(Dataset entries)
--- BEGIN ---
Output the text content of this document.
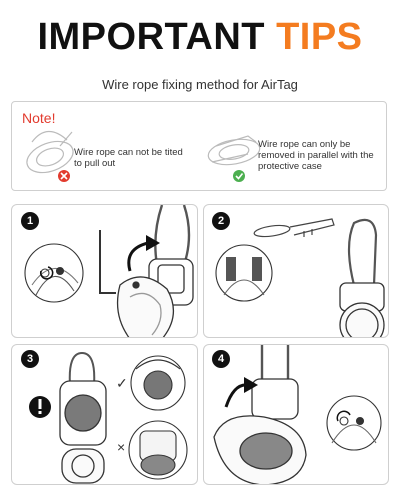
IMPORTANT TIPS
Wire rope fixing method for AirTag
Note!
Wire rope can not be tited to pull out
Wire rope can only be removed in parallel with the protective case
1	2
3
✓
×
4
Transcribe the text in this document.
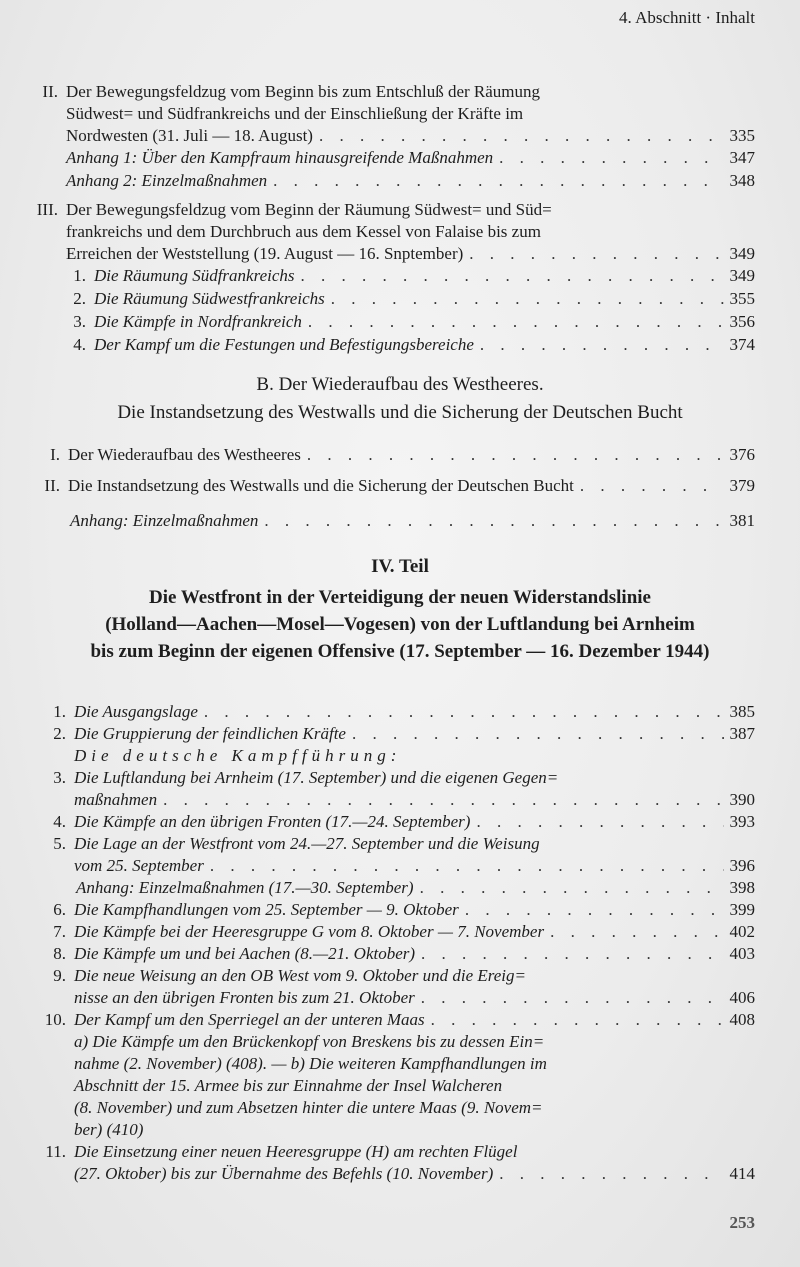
4. Abschnitt · Inhalt
253
B. Der Wiederaufbau des Westheeres.
Die Instandsetzung des Westwalls und die Sicherung der Deutschen Bucht
IV. Teil
Die Westfront in der Verteidigung der neuen Widerstandslinie
(Holland—Aachen—Mosel—Vogesen) von der Luftlandung bei Arnheim
bis zum Beginn der eigenen Offensive (17. September — 16. Dezember 1944)
II. Der Bewegungsfeldzug vom Beginn bis zum Entschluß der Räumung
Südwest= und Südfrankreichs und der Einschließung der Kräfte im
Nordwesten (31. Juli — 18. August) . . .	335
Anhang 1: Über den Kampfraum hinausgreifende Maßnahmen . . .	347
Anhang 2: Einzelmaßnahmen . . .	348
III. Der Bewegungsfeldzug vom Beginn der Räumung Südwest= und Süd=
frankreichs und dem Durchbruch aus dem Kessel von Falaise bis zum
Erreichen der Weststellung (19. August — 16. Snptember) . . .	349
1. Die Räumung Südfrankreichs . . .	349
2. Die Räumung Südwestfrankreichs . . .	355
3. Die Kämpfe in Nordfrankreich . . .	356
4. Der Kampf um die Festungen und Befestigungsbereiche . . .	374
I. Der Wiederaufbau des Westheeres . . .	376
II. Die Instandsetzung des Westwalls und die Sicherung der Deutschen Bucht . . .	379
Anhang: Einzelmaßnahmen . . .	381
1. Die Ausgangslage . . .	385
2. Die Gruppierung der feindlichen Kräfte . . .	387
Die deutsche Kampfführung:
3. Die Luftlandung bei Arnheim (17. September) und die eigenen Gegen=
maßnahmen . . .	390
4. Die Kämpfe an den übrigen Fronten (17.—24. September) . . .	393
5. Die Lage an der Westfront vom 24.—27. September und die Weisung
vom 25. September . . .	396
Anhang: Einzelmaßnahmen (17.—30. September) . . .	398
6. Die Kampfhandlungen vom 25. September — 9. Oktober . . .	399
7. Die Kämpfe bei der Heeresgruppe G vom 8. Oktober — 7. November . . .	402
8. Die Kämpfe um und bei Aachen (8.—21. Oktober) . . .	403
9. Die neue Weisung an den OB West vom 9. Oktober und die Ereig=
nisse an den übrigen Fronten bis zum 21. Oktober . . .	406
10. Der Kampf um den Sperriegel an der unteren Maas . . .	408
a) Die Kämpfe um den Brückenkopf von Breskens bis zu dessen Ein=
nahme (2. November) (408). — b) Die weiteren Kampfhandlungen im
Abschnitt der 15. Armee bis zur Einnahme der Insel Walcheren
(8. November) und zum Absetzen hinter die untere Maas (9. Novem=
ber) (410)
11. Die Einsetzung einer neuen Heeresgruppe (H) am rechten Flügel
(27. Oktober) bis zur Übernahme des Befehls (10. November) . . .	414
--- END ---
[Required work] Each line that contains the string "Deutschen" counts once; report how many such lines the entries have, giving only the number.

[The result] 2